WHAT THE TASK REQUIRES - Copy all lines holding the word "shall" from the entries.

[Saved entries]
════

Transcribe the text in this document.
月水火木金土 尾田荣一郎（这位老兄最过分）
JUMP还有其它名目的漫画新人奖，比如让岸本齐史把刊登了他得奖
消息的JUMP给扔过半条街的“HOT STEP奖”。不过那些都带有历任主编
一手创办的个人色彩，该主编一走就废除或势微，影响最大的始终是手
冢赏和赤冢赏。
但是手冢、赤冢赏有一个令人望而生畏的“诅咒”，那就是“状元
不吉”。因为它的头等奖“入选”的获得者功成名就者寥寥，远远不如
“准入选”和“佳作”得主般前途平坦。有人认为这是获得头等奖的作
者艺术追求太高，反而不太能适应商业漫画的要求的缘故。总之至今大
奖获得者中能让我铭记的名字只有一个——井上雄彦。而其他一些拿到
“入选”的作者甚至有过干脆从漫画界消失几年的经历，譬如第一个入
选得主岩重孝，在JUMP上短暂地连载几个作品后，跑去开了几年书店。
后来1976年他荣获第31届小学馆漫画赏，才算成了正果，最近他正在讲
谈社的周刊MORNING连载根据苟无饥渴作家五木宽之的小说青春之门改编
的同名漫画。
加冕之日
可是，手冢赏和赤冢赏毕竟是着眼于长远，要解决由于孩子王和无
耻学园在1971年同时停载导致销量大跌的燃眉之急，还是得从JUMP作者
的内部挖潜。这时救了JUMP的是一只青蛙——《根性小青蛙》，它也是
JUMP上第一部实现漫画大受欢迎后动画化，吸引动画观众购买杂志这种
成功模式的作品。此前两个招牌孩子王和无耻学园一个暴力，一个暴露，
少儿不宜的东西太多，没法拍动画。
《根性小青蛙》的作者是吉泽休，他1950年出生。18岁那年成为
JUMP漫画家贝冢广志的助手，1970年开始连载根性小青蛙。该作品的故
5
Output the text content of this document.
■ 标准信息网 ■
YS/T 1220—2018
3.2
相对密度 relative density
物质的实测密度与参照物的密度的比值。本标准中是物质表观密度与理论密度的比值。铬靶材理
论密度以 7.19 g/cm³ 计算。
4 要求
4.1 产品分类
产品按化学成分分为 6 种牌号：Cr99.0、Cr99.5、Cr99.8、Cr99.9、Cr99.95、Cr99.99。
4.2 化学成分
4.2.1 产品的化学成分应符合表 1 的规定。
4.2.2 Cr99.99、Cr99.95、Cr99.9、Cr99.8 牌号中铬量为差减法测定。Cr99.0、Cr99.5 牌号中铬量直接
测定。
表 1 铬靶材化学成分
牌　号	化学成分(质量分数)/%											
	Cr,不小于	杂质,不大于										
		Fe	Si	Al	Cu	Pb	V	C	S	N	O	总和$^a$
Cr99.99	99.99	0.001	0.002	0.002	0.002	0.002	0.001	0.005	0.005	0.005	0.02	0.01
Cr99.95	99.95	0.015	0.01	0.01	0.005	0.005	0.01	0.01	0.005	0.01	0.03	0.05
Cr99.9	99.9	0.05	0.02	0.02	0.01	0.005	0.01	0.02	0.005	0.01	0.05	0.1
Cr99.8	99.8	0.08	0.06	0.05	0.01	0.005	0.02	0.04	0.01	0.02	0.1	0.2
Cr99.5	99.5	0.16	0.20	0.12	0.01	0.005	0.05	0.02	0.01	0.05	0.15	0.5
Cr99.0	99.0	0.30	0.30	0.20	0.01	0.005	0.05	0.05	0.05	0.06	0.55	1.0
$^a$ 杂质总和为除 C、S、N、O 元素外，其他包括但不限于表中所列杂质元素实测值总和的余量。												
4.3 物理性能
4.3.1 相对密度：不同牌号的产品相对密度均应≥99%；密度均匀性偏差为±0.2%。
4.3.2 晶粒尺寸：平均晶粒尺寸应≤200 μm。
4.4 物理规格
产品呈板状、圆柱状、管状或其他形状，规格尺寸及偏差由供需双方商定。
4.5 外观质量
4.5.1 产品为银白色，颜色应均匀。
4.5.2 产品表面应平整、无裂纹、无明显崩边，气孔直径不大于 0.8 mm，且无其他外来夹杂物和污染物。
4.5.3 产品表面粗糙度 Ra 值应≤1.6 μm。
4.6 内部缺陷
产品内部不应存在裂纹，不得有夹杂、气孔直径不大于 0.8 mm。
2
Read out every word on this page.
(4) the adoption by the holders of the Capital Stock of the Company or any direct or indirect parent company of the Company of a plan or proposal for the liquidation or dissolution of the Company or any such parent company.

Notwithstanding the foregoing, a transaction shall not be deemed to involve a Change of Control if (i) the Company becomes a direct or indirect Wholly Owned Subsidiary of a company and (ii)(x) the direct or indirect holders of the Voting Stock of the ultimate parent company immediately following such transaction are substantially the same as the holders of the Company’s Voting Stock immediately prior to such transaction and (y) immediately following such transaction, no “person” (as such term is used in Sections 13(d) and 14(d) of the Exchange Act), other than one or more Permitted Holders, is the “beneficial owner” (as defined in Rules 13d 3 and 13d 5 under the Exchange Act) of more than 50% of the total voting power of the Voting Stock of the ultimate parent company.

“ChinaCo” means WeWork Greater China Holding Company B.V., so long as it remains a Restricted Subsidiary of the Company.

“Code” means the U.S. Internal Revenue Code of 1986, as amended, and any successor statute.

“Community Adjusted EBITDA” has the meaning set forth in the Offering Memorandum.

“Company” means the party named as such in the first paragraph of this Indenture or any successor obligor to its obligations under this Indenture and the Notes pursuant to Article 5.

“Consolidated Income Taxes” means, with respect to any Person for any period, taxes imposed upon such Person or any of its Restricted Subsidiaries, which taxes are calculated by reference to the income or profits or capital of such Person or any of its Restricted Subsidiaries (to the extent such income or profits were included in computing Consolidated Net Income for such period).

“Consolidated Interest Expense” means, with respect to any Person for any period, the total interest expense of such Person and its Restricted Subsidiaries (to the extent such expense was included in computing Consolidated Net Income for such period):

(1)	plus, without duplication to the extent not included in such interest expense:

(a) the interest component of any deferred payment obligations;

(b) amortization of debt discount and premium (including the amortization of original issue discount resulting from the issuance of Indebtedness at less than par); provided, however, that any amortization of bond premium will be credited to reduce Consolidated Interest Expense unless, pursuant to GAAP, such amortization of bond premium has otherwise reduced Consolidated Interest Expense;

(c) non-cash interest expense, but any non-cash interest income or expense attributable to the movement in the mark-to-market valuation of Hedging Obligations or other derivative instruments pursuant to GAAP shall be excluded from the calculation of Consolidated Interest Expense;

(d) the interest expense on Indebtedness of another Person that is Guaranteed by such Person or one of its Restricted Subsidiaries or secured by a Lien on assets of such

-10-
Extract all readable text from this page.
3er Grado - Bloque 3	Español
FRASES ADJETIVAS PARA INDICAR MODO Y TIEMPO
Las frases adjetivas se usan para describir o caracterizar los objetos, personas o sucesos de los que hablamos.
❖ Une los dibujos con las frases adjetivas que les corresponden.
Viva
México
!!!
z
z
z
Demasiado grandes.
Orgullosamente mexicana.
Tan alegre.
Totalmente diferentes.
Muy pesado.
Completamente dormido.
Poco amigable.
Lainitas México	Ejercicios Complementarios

════

WRITTEN SOLUTION -
Notwithstanding the foregoing, a transaction shall not be deemed to involve a Change of Control if (i) the Company becomes a direct or indirect Wholly Owned Subsidiary of a company and (ii)(x) the direct or indirect holders of the Voting Stock of the ultimate parent company immediately following such transaction are substantially the same as the holders of the Company’s Voting Stock immediately prior to such transaction and (y) immediately following such transaction, no “person” (as such term is used in Sections 13(d) and 14(d) of the Exchange Act), other than one or more Permitted Holders, is the “beneficial owner” (as defined in Rules 13d 3 and 13d 5 under the Exchange Act) of more than 50% of the total voting power of the Voting Stock of the ultimate parent company.
(c) non-cash interest expense, but any non-cash interest income or expense attributable to the movement in the mark-to-market valuation of Hedging Obligations or other derivative instruments pursuant to GAAP shall be excluded from the calculation of Consolidated Interest Expense;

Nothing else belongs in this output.